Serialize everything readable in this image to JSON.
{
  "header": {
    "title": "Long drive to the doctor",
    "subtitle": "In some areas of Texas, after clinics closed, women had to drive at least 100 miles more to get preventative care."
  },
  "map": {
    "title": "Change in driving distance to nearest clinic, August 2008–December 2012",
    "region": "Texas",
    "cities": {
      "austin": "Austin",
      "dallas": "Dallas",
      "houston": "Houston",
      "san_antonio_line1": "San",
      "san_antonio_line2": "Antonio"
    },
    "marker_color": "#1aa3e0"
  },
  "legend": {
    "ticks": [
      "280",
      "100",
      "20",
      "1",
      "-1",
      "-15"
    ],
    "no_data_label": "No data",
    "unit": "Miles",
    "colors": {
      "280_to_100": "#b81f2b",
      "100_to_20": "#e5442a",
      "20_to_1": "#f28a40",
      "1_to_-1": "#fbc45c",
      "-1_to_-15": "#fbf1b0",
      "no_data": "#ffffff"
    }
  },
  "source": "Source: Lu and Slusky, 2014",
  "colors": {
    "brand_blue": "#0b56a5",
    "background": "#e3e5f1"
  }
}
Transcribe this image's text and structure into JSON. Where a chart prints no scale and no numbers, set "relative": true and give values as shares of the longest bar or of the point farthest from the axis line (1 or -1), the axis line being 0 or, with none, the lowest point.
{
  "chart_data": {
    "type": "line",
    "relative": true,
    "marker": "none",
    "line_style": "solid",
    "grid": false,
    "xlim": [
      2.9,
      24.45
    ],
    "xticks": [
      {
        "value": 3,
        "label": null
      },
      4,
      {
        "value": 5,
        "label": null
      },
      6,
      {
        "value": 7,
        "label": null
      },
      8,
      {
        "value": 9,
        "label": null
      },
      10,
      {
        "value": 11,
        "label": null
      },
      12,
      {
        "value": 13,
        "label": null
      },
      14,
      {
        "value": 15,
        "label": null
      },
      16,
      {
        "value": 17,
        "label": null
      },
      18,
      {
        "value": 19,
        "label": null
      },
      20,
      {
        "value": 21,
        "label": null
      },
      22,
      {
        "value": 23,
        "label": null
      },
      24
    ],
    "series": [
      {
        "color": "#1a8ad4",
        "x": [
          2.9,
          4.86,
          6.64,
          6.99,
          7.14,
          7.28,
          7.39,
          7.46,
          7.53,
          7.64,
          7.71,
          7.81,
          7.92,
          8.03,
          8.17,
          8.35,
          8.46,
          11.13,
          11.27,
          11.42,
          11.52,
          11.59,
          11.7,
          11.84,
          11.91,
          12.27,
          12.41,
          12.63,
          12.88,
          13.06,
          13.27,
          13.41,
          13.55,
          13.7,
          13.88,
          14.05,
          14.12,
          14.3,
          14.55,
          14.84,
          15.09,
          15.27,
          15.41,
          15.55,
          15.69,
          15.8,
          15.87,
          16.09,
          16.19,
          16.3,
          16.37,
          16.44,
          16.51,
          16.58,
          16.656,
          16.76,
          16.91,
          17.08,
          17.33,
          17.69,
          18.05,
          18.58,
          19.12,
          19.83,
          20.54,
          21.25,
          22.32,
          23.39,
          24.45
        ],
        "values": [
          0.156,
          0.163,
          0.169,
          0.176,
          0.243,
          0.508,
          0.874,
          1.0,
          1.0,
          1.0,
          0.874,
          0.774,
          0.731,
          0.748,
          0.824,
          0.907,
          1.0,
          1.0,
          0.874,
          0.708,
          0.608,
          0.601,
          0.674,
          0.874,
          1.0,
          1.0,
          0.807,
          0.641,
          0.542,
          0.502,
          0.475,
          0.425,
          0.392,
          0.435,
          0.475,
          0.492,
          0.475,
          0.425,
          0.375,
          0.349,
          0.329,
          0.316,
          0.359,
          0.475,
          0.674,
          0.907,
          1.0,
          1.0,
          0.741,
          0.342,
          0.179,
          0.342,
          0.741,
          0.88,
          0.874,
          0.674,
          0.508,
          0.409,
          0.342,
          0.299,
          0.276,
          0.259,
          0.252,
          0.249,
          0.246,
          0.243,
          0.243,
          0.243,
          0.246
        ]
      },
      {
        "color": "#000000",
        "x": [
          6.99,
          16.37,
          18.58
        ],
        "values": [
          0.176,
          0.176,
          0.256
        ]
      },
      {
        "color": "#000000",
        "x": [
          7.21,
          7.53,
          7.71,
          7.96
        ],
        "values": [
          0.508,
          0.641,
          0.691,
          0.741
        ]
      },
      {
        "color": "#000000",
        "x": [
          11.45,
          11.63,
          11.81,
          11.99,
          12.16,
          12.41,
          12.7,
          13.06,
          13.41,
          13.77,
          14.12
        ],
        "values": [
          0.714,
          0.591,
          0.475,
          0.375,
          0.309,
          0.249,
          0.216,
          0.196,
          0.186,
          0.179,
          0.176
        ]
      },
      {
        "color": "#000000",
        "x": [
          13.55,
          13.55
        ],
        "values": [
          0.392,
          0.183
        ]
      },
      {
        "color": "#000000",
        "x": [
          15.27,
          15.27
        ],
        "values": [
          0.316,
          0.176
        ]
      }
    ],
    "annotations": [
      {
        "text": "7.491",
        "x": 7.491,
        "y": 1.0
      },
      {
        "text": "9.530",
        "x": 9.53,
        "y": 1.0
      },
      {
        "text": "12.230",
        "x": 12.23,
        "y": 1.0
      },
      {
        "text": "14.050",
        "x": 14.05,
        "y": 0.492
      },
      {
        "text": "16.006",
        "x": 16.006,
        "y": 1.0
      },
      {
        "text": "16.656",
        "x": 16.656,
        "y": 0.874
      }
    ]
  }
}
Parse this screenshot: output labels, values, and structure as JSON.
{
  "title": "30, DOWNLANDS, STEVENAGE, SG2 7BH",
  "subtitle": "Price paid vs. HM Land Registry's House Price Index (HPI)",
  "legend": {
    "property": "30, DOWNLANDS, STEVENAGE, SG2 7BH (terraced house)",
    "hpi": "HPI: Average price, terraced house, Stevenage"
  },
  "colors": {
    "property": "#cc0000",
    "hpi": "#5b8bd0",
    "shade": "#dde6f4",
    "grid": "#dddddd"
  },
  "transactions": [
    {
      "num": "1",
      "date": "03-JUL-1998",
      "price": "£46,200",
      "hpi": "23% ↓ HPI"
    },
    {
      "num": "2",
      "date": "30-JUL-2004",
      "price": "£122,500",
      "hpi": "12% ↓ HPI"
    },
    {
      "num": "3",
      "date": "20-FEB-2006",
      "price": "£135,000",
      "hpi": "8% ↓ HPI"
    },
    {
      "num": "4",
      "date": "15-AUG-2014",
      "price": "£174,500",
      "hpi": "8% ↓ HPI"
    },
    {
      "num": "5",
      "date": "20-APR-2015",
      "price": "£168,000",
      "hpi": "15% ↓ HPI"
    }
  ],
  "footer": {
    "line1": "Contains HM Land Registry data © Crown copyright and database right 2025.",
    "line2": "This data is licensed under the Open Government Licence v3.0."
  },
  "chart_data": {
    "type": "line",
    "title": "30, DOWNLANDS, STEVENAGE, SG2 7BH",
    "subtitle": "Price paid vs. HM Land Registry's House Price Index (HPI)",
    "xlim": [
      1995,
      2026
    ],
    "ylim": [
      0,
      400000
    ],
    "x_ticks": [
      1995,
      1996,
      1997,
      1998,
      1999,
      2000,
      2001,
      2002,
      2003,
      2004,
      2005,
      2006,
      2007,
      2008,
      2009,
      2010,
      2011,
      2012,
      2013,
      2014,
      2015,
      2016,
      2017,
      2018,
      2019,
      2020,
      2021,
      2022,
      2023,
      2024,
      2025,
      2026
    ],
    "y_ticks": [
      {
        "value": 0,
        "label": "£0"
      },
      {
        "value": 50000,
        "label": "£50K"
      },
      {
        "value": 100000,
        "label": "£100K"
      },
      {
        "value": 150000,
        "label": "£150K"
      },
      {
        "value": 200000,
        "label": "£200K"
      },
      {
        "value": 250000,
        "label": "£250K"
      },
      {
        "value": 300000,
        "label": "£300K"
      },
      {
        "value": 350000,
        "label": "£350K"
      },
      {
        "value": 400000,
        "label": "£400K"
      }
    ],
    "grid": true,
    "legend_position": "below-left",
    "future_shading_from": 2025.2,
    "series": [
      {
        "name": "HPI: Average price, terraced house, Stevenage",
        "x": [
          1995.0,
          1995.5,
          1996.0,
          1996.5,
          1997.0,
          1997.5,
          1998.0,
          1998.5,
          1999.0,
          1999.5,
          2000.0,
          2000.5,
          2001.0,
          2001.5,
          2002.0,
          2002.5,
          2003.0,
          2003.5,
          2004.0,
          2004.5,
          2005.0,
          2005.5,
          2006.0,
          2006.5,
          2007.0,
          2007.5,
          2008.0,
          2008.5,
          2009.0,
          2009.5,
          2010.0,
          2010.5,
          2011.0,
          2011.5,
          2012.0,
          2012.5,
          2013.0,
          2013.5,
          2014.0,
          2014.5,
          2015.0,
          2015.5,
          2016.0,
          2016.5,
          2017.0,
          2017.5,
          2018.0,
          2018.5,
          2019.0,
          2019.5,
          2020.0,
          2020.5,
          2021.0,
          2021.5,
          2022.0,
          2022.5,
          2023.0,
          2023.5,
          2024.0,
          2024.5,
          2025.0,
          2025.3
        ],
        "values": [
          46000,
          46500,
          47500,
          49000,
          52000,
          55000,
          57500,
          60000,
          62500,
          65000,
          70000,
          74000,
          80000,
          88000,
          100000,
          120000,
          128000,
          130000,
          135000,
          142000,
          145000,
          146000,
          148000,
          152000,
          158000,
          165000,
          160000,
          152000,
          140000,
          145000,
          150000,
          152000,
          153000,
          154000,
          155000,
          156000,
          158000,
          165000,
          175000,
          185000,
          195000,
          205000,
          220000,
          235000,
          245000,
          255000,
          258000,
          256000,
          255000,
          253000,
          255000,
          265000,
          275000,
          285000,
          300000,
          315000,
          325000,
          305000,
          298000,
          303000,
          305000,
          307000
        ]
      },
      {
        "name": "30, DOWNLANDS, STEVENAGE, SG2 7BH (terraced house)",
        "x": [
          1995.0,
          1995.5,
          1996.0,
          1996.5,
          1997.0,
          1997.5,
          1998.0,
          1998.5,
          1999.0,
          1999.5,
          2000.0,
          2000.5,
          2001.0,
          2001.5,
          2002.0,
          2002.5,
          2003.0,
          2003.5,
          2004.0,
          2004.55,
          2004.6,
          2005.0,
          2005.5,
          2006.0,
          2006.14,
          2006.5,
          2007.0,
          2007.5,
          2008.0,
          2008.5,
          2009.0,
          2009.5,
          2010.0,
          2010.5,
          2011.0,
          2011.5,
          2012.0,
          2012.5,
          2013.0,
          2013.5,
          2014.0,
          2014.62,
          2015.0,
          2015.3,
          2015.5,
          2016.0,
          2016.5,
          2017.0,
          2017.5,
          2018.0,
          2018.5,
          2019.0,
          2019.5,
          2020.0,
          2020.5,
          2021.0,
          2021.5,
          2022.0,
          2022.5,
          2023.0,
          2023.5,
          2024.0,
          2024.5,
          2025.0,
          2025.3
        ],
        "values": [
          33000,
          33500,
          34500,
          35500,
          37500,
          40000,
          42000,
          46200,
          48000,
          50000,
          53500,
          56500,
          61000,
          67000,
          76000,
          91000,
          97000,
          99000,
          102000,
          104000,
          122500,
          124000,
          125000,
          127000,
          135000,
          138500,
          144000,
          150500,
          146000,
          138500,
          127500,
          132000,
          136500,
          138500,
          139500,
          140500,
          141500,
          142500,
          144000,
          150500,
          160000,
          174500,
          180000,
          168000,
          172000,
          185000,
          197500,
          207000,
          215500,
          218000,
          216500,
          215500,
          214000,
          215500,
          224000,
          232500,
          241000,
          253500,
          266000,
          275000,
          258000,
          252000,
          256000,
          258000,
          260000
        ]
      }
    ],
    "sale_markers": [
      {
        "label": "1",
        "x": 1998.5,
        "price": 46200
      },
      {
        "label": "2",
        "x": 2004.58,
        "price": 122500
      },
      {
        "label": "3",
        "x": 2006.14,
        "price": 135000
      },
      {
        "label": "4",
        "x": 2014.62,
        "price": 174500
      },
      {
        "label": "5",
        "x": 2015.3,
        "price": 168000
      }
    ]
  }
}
* * * * * * * * *
TASK:
Give only the number of lines in the entries above that hold the string "property".

SOLUTION FOR THIS PROBLEM:
2